═════ INFORMATION SUPPLIED
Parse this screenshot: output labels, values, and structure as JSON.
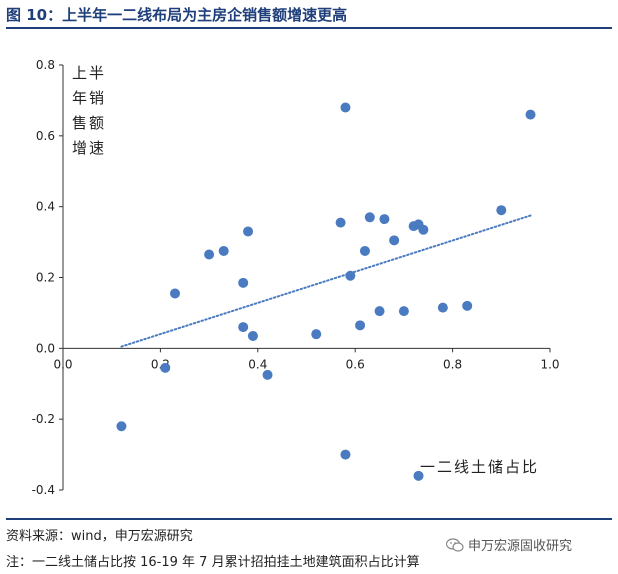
{
  "header": {
    "title": "图 10：上半年一二线布局为主房企销售额增速更高"
  },
  "footer": {
    "source": "资料来源：wind，申万宏源研究",
    "note": "注：一二线土储占比按 16-19 年 7 月累计招拍挂土地建筑面积占比计算"
  },
  "watermark": {
    "text": "申万宏源固收研究"
  },
  "colors": {
    "title": "#1f3f7a",
    "marker": "#4a7bc1",
    "trend": "#4a7bc1",
    "axis": "#333333"
  },
  "chart_data": {
    "type": "scatter",
    "title": "",
    "ylabel_lines": [
      "上半",
      "年销",
      "售额",
      "增速"
    ],
    "xlabel": "一二线土储占比",
    "xlim": [
      0.0,
      1.0
    ],
    "ylim": [
      -0.4,
      0.8
    ],
    "x_ticks": [
      "0.0",
      "0.2",
      "0.4",
      "0.6",
      "0.8",
      "1.0"
    ],
    "y_ticks": [
      "-0.4",
      "-0.2",
      "0.0",
      "0.2",
      "0.4",
      "0.6",
      "0.8"
    ],
    "grid": false,
    "trendline": {
      "style": "dotted",
      "x": [
        0.12,
        0.96
      ],
      "y": [
        0.005,
        0.375
      ]
    },
    "points": [
      {
        "x": 0.12,
        "y": -0.22
      },
      {
        "x": 0.21,
        "y": -0.055
      },
      {
        "x": 0.23,
        "y": 0.155
      },
      {
        "x": 0.3,
        "y": 0.265
      },
      {
        "x": 0.33,
        "y": 0.275
      },
      {
        "x": 0.37,
        "y": 0.185
      },
      {
        "x": 0.37,
        "y": 0.06
      },
      {
        "x": 0.38,
        "y": 0.33
      },
      {
        "x": 0.39,
        "y": 0.035
      },
      {
        "x": 0.42,
        "y": -0.075
      },
      {
        "x": 0.52,
        "y": 0.04
      },
      {
        "x": 0.57,
        "y": 0.355
      },
      {
        "x": 0.58,
        "y": 0.68
      },
      {
        "x": 0.58,
        "y": -0.3
      },
      {
        "x": 0.59,
        "y": 0.205
      },
      {
        "x": 0.61,
        "y": 0.065
      },
      {
        "x": 0.62,
        "y": 0.275
      },
      {
        "x": 0.63,
        "y": 0.37
      },
      {
        "x": 0.65,
        "y": 0.105
      },
      {
        "x": 0.66,
        "y": 0.365
      },
      {
        "x": 0.68,
        "y": 0.305
      },
      {
        "x": 0.7,
        "y": 0.105
      },
      {
        "x": 0.72,
        "y": 0.345
      },
      {
        "x": 0.73,
        "y": 0.35
      },
      {
        "x": 0.74,
        "y": 0.335
      },
      {
        "x": 0.73,
        "y": -0.36
      },
      {
        "x": 0.78,
        "y": 0.115
      },
      {
        "x": 0.83,
        "y": 0.12
      },
      {
        "x": 0.9,
        "y": 0.39
      },
      {
        "x": 0.96,
        "y": 0.66
      }
    ]
  }
}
══════════
§ TASK PROMPT
Track down every line holding the string "title" and copy it.

§ FULL ANSWER
    "title": "图 10：上半年一二线布局为主房企销售额增速更高"
    "title": "#1f3f7a",
    "title": "",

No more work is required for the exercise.